DESCRIPTION OF THE TASK ->
Each line below should be reproduced without any alteration.

※ ※ ※

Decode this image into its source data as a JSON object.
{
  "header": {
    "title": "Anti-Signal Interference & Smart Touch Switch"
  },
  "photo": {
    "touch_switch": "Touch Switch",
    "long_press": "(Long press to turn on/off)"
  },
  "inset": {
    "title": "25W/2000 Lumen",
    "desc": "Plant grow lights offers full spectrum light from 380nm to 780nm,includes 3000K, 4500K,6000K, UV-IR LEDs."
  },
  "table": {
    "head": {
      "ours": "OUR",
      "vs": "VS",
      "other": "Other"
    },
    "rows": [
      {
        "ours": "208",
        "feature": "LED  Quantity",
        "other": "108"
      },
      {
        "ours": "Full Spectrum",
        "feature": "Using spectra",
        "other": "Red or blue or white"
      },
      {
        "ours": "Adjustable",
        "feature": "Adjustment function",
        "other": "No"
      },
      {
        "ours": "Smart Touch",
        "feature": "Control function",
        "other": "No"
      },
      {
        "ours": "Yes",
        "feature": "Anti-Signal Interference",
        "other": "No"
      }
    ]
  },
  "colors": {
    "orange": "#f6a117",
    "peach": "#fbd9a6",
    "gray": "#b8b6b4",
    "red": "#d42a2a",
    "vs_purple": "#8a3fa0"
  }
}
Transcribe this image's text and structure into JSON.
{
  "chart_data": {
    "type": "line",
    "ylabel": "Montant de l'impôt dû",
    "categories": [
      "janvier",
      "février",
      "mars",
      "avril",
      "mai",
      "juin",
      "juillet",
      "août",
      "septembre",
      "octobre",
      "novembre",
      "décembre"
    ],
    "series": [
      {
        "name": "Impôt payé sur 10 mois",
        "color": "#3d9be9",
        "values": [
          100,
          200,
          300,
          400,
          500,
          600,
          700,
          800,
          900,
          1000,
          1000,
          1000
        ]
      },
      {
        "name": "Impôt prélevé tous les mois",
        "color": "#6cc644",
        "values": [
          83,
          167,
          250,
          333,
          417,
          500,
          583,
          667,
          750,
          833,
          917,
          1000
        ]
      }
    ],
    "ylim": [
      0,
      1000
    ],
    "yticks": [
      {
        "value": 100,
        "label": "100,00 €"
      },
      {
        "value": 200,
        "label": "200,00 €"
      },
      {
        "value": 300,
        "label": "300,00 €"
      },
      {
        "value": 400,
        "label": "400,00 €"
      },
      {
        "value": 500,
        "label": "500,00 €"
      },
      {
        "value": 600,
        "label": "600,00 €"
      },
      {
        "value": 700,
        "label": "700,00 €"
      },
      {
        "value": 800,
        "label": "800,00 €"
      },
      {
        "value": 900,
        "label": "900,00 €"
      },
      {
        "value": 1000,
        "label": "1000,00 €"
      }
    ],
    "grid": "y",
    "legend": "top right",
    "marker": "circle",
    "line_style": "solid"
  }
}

※ ※ ※

ANSWER TO THIS PROBLEM ->
Decode this image into its source data as a JSON object.
{
  "header": {
    "title": "Anti-Signal Interference & Smart Touch Switch"
  },
  "photo": {
    "touch_switch": "Touch Switch",
    "long_press": "(Long press to turn on/off)"
  },
  "inset": {
    "title": "25W/2000 Lumen",
    "desc": "Plant grow lights offers full spectrum light from 380nm to 780nm,includes 3000K, 4500K,6000K, UV-IR LEDs."
  },
  "table": {
    "head": {
      "ours": "OUR",
      "vs": "VS",
      "other": "Other"
    },
    "rows": [
      {
        "ours": "208",
        "feature": "LED  Quantity",
        "other": "108"
      },
      {
        "ours": "Full Spectrum",
        "feature": "Using spectra",
        "other": "Red or blue or white"
      },
      {
        "ours": "Adjustable",
        "feature": "Adjustment function",
        "other": "No"
      },
      {
        "ours": "Smart Touch",
        "feature": "Control function",
        "other": "No"
      },
      {
        "ours": "Yes",
        "feature": "Anti-Signal Interference",
        "other": "No"
      }
    ]
  },
  "colors": {
    "orange": "#f6a117",
    "peach": "#fbd9a6",
    "gray": "#b8b6b4",
    "red": "#d42a2a",
    "vs_purple": "#8a3fa0"
  }
}
Transcribe this image's text and structure into JSON.
{
  "chart_data": {
    "type": "line",
    "ylabel": "Montant de l'impôt dû",
    "categories": [
      "janvier",
      "février",
      "mars",
      "avril",
      "mai",
      "juin",
      "juillet",
      "août",
      "septembre",
      "octobre",
      "novembre",
      "décembre"
    ],
    "series": [
      {
        "name": "Impôt payé sur 10 mois",
        "color": "#3d9be9",
        "values": [
          100,
          200,
          300,
          400,
          500,
          600,
          700,
          800,
          900,
          1000,
          1000,
          1000
        ]
      },
      {
        "name": "Impôt prélevé tous les mois",
        "color": "#6cc644",
        "values": [
          83,
          167,
          250,
          333,
          417,
          500,
          583,
          667,
          750,
          833,
          917,
          1000
        ]
      }
    ],
    "ylim": [
      0,
      1000
    ],
    "yticks": [
      {
        "value": 100,
        "label": "100,00 €"
      },
      {
        "value": 200,
        "label": "200,00 €"
      },
      {
        "value": 300,
        "label": "300,00 €"
      },
      {
        "value": 400,
        "label": "400,00 €"
      },
      {
        "value": 500,
        "label": "500,00 €"
      },
      {
        "value": 600,
        "label": "600,00 €"
      },
      {
        "value": 700,
        "label": "700,00 €"
      },
      {
        "value": 800,
        "label": "800,00 €"
      },
      {
        "value": 900,
        "label": "900,00 €"
      },
      {
        "value": 1000,
        "label": "1000,00 €"
      }
    ],
    "grid": "y",
    "legend": "top right",
    "marker": "circle",
    "line_style": "solid"
  }
}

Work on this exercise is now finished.